== Ausgangstext ==
Französischer Hoffnungsträger Renault Rafale - Neustart in der Mittelklasse


Dass Renault mit der Namensgebung seines jüngsten SUV an das Flugzeugunternehmen Caudron erinnern will, welches der französische Hersteller Anfang der 30er-Jahre vor der Pleite rettete, wirkt bemüht und ist weit hergeholt. Nun gut, ein kleiner Gag eben.
(Foto: Hersteller/Renault)
Renaults Komplettierung der Mittelklasse erfolgt künftig mit einem weiteren SUV. Dieses ist tendenziell komfortabel ausgelegt und kommt mit einem gerüttelt Maß an Infotainment und sonstiger Technologie. Kommen Sie gerne mit auf die erste Fahrt.
Wer in den kommenden Tagen zum Renault-Händler schlendert und sich für die neue Mittelklasse der Marke namens Rafale interessiert, erfährt erstens, dass er weiterhin SUV wird fahren müssen (die Limousine sowie der Kombi mit der Bezeichnung Talisman wurden schon vor rund zwei Jahren eingestellt). Zweitens entfällt die Qual der Wahl, denn vorerst gibt es bloß einen einzigen Antrieb mit Hybridtechnologie sowie 200 PS Systemleistung. Im Herbst wird Renault noch einen Plug-in-Strang mit 300 PS nachreichen, aber dieser wird sich preislich absetzen und von der Zielgruppe spitzer positioniert sein.

== Aufgeführte Zeilen ==
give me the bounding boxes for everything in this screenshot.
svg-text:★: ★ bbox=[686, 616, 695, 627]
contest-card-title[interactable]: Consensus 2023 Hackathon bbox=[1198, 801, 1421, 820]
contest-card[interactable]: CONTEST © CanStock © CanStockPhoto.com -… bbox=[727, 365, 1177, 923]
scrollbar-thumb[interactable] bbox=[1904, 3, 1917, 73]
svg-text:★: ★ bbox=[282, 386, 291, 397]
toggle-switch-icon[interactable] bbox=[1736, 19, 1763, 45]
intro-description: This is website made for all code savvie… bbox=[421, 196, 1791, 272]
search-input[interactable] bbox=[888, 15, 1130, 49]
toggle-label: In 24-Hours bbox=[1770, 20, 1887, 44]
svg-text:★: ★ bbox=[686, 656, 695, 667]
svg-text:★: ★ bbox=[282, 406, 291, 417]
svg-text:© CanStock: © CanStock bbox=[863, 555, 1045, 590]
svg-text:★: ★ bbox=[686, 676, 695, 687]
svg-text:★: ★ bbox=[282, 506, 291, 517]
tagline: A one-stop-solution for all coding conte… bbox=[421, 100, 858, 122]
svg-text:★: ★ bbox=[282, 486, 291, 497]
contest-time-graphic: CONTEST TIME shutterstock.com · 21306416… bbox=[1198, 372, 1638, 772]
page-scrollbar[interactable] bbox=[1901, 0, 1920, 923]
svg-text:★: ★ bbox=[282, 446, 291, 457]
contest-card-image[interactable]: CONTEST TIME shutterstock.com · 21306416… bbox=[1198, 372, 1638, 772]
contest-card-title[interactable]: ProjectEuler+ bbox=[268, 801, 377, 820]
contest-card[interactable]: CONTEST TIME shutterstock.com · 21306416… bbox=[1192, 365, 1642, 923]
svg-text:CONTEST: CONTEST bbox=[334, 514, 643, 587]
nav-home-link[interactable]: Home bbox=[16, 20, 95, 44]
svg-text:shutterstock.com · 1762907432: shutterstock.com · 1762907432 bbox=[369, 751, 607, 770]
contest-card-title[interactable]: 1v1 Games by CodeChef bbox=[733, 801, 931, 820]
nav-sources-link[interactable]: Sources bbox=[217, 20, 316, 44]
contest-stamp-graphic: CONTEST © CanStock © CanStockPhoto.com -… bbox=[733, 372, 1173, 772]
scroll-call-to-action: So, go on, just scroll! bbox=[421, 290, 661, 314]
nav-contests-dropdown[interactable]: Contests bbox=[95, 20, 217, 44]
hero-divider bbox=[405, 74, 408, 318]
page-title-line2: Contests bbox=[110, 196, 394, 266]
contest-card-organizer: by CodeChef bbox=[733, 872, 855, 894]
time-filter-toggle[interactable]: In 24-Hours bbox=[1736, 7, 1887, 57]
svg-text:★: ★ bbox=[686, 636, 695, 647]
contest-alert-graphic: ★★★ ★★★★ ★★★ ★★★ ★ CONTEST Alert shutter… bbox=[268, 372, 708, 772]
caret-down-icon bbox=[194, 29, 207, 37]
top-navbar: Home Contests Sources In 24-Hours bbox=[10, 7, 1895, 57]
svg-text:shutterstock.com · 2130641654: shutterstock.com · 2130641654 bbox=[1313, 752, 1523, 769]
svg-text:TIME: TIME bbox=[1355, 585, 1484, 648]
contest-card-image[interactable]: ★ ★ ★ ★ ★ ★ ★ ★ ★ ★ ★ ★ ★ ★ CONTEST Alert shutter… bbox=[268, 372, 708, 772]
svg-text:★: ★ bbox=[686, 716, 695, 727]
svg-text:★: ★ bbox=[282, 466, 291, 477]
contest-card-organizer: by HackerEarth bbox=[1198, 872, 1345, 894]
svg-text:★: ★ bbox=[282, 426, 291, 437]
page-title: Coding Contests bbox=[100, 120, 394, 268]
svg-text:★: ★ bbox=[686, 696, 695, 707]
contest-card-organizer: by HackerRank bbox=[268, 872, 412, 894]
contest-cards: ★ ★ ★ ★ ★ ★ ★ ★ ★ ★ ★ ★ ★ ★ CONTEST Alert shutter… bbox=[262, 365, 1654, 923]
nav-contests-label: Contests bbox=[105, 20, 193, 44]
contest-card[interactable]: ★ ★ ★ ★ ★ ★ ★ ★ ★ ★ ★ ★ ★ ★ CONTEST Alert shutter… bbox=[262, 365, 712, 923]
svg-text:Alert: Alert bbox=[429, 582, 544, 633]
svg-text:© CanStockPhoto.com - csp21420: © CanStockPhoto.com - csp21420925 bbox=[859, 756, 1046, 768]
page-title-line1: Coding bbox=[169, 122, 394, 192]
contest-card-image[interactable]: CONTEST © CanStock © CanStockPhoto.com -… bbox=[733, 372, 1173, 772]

== Gestellte Aufgabe ==
Wie viel Systemleistung hat laut dem Text über den Renault Rafale der einzige Antrieb, der vorerst angeboten wird? Die Zeilen haben nichts mit dem Text über den Renault Rafale zu tun.

== Antwort ==
Der Hybridantrieb hat 200 PS Systemleistung.